— start of ROWS —

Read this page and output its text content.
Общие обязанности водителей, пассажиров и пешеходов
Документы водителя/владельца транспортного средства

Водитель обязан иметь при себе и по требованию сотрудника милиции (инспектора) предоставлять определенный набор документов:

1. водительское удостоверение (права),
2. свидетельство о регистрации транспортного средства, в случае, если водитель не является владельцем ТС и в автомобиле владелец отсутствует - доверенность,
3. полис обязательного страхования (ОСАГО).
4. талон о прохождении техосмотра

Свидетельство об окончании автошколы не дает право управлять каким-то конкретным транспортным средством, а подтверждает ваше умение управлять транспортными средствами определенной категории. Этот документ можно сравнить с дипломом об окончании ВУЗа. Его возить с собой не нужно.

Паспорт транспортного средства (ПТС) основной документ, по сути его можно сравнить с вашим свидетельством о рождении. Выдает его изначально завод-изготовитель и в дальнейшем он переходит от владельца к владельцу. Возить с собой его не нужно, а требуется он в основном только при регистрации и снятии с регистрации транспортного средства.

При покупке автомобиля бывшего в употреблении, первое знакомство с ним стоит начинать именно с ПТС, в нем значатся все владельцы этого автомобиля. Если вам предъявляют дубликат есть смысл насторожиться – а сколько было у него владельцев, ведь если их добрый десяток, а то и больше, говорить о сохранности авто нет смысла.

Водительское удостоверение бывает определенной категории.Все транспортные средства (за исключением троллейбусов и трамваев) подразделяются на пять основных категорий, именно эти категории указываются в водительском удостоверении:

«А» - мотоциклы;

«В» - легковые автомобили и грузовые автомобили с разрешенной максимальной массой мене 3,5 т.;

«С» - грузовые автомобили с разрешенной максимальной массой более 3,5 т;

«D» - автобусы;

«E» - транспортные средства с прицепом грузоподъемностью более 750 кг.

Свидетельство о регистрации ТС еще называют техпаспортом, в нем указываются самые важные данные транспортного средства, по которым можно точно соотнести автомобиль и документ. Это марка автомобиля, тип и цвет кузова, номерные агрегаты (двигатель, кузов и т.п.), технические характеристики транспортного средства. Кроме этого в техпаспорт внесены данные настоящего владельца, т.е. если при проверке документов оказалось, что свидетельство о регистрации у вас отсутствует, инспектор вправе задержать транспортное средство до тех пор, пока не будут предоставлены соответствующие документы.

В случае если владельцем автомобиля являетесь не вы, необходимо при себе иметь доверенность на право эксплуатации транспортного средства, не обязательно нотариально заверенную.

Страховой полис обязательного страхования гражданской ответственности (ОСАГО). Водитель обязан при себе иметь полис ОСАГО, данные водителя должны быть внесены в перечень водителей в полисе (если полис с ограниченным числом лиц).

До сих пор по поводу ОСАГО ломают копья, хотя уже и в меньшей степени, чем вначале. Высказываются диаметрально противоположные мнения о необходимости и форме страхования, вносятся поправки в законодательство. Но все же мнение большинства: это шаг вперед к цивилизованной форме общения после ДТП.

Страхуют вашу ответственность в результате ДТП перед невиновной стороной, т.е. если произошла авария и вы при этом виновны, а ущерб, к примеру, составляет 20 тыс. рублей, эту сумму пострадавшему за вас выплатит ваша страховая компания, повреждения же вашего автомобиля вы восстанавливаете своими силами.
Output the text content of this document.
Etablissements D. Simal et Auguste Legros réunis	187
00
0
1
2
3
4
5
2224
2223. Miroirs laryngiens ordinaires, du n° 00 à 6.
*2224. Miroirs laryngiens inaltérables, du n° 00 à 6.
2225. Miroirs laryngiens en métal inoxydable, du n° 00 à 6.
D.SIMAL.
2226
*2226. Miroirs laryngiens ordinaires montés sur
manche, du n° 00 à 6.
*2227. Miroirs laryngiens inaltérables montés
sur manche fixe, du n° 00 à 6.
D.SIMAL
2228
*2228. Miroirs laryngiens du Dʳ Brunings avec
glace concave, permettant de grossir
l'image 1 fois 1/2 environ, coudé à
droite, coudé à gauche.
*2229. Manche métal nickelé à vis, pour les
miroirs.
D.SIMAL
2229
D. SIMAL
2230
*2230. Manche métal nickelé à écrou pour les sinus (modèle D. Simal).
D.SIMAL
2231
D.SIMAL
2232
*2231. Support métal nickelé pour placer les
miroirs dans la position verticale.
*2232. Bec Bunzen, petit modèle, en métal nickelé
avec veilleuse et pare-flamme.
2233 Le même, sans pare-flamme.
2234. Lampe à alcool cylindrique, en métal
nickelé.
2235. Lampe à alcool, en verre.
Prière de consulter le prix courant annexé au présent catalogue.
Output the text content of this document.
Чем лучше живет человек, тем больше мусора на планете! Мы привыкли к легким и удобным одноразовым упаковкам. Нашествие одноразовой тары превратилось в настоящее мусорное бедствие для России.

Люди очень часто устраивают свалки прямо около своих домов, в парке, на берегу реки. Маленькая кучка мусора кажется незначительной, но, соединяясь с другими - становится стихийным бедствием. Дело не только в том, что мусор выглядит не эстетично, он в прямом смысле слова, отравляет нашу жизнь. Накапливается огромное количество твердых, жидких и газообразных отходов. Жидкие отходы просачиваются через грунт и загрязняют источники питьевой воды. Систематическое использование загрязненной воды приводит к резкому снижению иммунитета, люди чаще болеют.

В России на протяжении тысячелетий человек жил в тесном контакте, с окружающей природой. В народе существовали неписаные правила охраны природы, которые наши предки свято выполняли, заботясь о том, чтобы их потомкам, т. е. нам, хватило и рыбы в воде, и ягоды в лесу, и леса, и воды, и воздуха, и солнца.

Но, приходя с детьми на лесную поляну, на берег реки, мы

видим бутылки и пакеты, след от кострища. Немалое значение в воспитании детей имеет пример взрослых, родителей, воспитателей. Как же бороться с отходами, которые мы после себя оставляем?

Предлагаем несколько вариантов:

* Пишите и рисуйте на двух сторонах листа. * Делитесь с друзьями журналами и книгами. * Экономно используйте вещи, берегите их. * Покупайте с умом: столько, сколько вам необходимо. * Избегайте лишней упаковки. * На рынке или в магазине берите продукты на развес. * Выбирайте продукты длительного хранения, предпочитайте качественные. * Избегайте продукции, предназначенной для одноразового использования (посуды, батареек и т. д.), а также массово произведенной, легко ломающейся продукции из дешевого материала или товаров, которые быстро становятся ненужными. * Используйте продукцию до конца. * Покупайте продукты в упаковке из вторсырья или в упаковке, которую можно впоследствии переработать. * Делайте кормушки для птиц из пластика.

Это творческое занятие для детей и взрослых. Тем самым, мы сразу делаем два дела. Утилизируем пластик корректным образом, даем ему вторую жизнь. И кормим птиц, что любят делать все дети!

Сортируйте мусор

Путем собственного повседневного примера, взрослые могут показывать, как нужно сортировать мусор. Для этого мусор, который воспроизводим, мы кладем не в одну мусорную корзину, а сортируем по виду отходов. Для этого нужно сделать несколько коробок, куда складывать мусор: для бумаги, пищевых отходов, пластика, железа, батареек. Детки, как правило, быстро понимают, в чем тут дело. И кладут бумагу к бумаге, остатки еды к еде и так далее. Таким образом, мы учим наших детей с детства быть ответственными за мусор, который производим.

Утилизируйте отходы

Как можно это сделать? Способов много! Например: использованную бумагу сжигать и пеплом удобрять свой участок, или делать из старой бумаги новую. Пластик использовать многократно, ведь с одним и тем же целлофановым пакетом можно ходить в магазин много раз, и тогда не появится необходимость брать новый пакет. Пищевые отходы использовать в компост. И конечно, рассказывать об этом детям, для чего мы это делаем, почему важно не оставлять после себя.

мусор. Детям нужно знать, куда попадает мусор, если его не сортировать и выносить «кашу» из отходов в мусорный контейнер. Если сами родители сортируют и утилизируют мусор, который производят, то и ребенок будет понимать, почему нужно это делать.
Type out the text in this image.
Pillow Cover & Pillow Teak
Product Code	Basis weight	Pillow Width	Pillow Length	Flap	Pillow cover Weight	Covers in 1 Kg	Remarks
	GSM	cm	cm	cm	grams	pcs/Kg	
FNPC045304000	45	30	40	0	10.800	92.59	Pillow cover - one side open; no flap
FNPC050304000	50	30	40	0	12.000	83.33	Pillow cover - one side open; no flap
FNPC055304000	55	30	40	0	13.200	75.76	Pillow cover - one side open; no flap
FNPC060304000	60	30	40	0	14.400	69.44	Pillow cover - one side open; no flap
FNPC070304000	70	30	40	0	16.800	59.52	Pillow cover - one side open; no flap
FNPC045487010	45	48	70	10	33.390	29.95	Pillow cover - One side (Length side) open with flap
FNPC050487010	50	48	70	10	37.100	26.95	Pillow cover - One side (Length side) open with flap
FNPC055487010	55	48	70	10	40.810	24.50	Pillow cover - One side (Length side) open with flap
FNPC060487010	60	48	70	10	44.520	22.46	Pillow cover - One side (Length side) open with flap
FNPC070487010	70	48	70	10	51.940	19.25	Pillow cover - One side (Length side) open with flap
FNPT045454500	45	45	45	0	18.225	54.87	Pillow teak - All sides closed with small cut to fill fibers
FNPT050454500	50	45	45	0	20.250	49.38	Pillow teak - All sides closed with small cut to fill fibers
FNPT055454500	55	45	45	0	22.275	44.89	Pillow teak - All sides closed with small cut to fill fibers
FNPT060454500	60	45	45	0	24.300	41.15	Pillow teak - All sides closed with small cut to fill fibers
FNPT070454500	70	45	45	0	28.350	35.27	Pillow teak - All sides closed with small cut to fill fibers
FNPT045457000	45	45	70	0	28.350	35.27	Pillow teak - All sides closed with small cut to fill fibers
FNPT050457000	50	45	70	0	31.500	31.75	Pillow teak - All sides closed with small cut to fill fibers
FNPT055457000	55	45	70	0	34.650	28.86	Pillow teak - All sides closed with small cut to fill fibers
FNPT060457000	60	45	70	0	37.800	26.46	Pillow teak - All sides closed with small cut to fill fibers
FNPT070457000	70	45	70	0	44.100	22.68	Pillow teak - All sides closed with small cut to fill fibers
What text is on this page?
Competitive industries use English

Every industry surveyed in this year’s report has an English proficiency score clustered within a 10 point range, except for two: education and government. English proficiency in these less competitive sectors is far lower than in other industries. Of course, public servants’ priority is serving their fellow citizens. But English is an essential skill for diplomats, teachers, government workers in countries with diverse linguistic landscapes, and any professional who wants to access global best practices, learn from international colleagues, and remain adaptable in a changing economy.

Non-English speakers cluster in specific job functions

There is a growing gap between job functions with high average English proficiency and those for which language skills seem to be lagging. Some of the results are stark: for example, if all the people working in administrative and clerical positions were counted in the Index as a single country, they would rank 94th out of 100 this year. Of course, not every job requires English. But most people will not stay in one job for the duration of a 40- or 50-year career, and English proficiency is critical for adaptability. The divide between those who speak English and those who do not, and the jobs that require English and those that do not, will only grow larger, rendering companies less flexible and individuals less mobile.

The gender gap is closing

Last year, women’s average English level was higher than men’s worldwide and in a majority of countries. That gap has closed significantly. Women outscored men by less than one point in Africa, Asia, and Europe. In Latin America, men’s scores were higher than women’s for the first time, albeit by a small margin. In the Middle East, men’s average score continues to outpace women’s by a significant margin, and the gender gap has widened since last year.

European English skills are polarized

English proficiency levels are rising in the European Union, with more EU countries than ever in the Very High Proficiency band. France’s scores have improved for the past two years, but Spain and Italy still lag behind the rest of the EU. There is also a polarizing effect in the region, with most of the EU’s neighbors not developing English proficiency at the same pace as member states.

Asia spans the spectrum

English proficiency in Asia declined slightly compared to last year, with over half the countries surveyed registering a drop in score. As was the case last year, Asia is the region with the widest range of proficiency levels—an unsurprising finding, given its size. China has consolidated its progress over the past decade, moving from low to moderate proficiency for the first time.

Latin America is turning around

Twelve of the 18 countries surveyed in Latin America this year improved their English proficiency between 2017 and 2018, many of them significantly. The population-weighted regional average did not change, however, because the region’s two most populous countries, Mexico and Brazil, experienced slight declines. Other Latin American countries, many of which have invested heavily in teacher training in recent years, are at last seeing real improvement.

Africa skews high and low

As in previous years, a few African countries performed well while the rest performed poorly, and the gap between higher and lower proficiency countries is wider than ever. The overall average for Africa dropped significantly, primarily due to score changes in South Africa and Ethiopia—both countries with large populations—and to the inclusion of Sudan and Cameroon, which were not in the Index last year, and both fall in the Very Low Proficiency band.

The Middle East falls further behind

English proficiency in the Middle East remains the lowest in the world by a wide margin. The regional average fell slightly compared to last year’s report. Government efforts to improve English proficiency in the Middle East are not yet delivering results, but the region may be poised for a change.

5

— end of ROWS —

Which lines hold the word "Lampe"? Copy every one of them.

◆ **REPLY TO THE EXERCISE**
2234. Lampe à alcool cylindrique, en métal
2235. Lampe à alcool, en verre.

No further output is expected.